DATA EXTRACT:
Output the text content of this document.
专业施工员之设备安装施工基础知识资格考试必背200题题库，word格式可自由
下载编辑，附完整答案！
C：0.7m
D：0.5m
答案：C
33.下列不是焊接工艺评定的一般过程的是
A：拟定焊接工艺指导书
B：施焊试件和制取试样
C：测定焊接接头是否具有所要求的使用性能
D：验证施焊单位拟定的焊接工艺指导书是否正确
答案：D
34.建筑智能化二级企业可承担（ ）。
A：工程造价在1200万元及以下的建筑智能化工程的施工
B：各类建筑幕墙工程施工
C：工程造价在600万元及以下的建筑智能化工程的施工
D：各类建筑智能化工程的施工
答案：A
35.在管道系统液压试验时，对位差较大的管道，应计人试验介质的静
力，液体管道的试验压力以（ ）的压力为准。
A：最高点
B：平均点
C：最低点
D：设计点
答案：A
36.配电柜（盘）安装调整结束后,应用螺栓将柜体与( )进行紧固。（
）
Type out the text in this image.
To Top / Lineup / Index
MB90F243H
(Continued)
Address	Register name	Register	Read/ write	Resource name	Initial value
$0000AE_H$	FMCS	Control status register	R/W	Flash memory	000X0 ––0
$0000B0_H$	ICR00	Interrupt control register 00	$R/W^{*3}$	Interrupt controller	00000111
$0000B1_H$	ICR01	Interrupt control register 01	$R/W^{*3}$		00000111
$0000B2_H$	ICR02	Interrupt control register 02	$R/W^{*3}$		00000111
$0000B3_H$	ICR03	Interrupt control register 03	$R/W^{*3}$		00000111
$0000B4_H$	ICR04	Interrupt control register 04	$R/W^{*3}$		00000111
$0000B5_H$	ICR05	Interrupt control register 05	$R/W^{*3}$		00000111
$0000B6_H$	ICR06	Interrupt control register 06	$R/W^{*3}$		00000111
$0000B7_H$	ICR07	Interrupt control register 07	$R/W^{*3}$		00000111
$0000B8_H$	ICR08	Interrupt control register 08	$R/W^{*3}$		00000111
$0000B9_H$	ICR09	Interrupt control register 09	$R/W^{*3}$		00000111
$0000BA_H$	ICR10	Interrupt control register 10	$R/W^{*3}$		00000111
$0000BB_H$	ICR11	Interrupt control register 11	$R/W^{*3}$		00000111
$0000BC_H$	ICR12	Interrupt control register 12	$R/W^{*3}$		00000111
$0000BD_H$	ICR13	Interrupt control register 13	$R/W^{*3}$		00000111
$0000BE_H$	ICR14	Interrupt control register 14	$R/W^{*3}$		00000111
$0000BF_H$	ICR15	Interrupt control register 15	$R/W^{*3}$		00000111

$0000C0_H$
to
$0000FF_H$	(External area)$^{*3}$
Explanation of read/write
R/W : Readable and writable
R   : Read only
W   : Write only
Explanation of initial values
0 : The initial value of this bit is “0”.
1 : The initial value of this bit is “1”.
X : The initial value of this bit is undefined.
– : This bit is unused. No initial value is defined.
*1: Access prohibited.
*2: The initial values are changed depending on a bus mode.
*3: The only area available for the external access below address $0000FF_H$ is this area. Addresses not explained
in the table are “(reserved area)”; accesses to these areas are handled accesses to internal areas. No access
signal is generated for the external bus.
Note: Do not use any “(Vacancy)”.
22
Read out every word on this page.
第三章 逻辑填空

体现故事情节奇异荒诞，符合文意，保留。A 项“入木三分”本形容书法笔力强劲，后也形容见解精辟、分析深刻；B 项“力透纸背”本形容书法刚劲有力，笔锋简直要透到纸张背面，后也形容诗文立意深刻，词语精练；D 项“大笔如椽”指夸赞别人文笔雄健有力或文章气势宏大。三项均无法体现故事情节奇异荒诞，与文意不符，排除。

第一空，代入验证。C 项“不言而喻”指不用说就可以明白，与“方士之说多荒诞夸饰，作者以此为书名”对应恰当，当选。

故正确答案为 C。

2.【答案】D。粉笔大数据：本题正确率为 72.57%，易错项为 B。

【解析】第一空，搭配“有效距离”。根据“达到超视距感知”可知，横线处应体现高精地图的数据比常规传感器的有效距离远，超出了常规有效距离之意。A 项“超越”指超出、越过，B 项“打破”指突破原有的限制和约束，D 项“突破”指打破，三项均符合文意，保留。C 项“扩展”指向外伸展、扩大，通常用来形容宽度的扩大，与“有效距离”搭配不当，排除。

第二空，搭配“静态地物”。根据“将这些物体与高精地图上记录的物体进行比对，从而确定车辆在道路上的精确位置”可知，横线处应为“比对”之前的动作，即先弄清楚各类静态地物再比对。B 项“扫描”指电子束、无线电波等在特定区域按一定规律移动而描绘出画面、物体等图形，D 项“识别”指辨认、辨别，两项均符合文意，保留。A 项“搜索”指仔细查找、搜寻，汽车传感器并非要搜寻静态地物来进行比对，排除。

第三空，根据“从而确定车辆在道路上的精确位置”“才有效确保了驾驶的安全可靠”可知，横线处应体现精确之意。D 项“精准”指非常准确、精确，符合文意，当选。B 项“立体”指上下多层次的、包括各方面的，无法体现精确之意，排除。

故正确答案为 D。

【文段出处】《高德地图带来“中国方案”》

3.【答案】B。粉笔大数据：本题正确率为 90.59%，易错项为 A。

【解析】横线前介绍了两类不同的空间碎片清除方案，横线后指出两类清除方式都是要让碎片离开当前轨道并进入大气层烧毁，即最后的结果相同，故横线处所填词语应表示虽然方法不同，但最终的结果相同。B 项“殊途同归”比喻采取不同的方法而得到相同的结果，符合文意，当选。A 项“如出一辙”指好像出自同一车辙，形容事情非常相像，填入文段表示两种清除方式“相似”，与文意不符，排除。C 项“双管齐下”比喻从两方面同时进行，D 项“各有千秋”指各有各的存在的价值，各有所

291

EXERCISE TASK: Reproduce the complete set of lines precisely as supplied.

SOLUTION:
Output the text content of this document.
专业施工员之设备安装施工基础知识资格考试必背200题题库，word格式可自由
下载编辑，附完整答案！
C：0.7m
D：0.5m
答案：C
33.下列不是焊接工艺评定的一般过程的是
A：拟定焊接工艺指导书
B：施焊试件和制取试样
C：测定焊接接头是否具有所要求的使用性能
D：验证施焊单位拟定的焊接工艺指导书是否正确
答案：D
34.建筑智能化二级企业可承担（ ）。
A：工程造价在1200万元及以下的建筑智能化工程的施工
B：各类建筑幕墙工程施工
C：工程造价在600万元及以下的建筑智能化工程的施工
D：各类建筑智能化工程的施工
答案：A
35.在管道系统液压试验时，对位差较大的管道，应计人试验介质的静
力，液体管道的试验压力以（ ）的压力为准。
A：最高点
B：平均点
C：最低点
D：设计点
答案：A
36.配电柜（盘）安装调整结束后,应用螺栓将柜体与( )进行紧固。（
）
Type out the text in this image.
To Top / Lineup / Index
MB90F243H
(Continued)
Address	Register name	Register	Read/ write	Resource name	Initial value
$0000AE_H$	FMCS	Control status register	R/W	Flash memory	000X0 ––0
$0000B0_H$	ICR00	Interrupt control register 00	$R/W^{*3}$	Interrupt controller	00000111
$0000B1_H$	ICR01	Interrupt control register 01	$R/W^{*3}$		00000111
$0000B2_H$	ICR02	Interrupt control register 02	$R/W^{*3}$		00000111
$0000B3_H$	ICR03	Interrupt control register 03	$R/W^{*3}$		00000111
$0000B4_H$	ICR04	Interrupt control register 04	$R/W^{*3}$		00000111
$0000B5_H$	ICR05	Interrupt control register 05	$R/W^{*3}$		00000111
$0000B6_H$	ICR06	Interrupt control register 06	$R/W^{*3}$		00000111
$0000B7_H$	ICR07	Interrupt control register 07	$R/W^{*3}$		00000111
$0000B8_H$	ICR08	Interrupt control register 08	$R/W^{*3}$		00000111
$0000B9_H$	ICR09	Interrupt control register 09	$R/W^{*3}$		00000111
$0000BA_H$	ICR10	Interrupt control register 10	$R/W^{*3}$		00000111
$0000BB_H$	ICR11	Interrupt control register 11	$R/W^{*3}$		00000111
$0000BC_H$	ICR12	Interrupt control register 12	$R/W^{*3}$		00000111
$0000BD_H$	ICR13	Interrupt control register 13	$R/W^{*3}$		00000111
$0000BE_H$	ICR14	Interrupt control register 14	$R/W^{*3}$		00000111
$0000BF_H$	ICR15	Interrupt control register 15	$R/W^{*3}$		00000111

$0000C0_H$
to
$0000FF_H$	(External area)$^{*3}$
Explanation of read/write
R/W : Readable and writable
R   : Read only
W   : Write only
Explanation of initial values
0 : The initial value of this bit is “0”.
1 : The initial value of this bit is “1”.
X : The initial value of this bit is undefined.
– : This bit is unused. No initial value is defined.
*1: Access prohibited.
*2: The initial values are changed depending on a bus mode.
*3: The only area available for the external access below address $0000FF_H$ is this area. Addresses not explained
in the table are “(reserved area)”; accesses to these areas are handled accesses to internal areas. No access
signal is generated for the external bus.
Note: Do not use any “(Vacancy)”.
22
Read out every word on this page.
第三章 逻辑填空

体现故事情节奇异荒诞，符合文意，保留。A 项“入木三分”本形容书法笔力强劲，后也形容见解精辟、分析深刻；B 项“力透纸背”本形容书法刚劲有力，笔锋简直要透到纸张背面，后也形容诗文立意深刻，词语精练；D 项“大笔如椽”指夸赞别人文笔雄健有力或文章气势宏大。三项均无法体现故事情节奇异荒诞，与文意不符，排除。

第一空，代入验证。C 项“不言而喻”指不用说就可以明白，与“方士之说多荒诞夸饰，作者以此为书名”对应恰当，当选。

故正确答案为 C。

2.【答案】D。粉笔大数据：本题正确率为 72.57%，易错项为 B。

【解析】第一空，搭配“有效距离”。根据“达到超视距感知”可知，横线处应体现高精地图的数据比常规传感器的有效距离远，超出了常规有效距离之意。A 项“超越”指超出、越过，B 项“打破”指突破原有的限制和约束，D 项“突破”指打破，三项均符合文意，保留。C 项“扩展”指向外伸展、扩大，通常用来形容宽度的扩大，与“有效距离”搭配不当，排除。

第二空，搭配“静态地物”。根据“将这些物体与高精地图上记录的物体进行比对，从而确定车辆在道路上的精确位置”可知，横线处应为“比对”之前的动作，即先弄清楚各类静态地物再比对。B 项“扫描”指电子束、无线电波等在特定区域按一定规律移动而描绘出画面、物体等图形，D 项“识别”指辨认、辨别，两项均符合文意，保留。A 项“搜索”指仔细查找、搜寻，汽车传感器并非要搜寻静态地物来进行比对，排除。

第三空，根据“从而确定车辆在道路上的精确位置”“才有效确保了驾驶的安全可靠”可知，横线处应体现精确之意。D 项“精准”指非常准确、精确，符合文意，当选。B 项“立体”指上下多层次的、包括各方面的，无法体现精确之意，排除。

故正确答案为 D。

【文段出处】《高德地图带来“中国方案”》

3.【答案】B。粉笔大数据：本题正确率为 90.59%，易错项为 A。

【解析】横线前介绍了两类不同的空间碎片清除方案，横线后指出两类清除方式都是要让碎片离开当前轨道并进入大气层烧毁，即最后的结果相同，故横线处所填词语应表示虽然方法不同，但最终的结果相同。B 项“殊途同归”比喻采取不同的方法而得到相同的结果，符合文意，当选。A 项“如出一辙”指好像出自同一车辙，形容事情非常相像，填入文段表示两种清除方式“相似”，与文意不符，排除。C 项“双管齐下”比喻从两方面同时进行，D 项“各有千秋”指各有各的存在的价值，各有所

291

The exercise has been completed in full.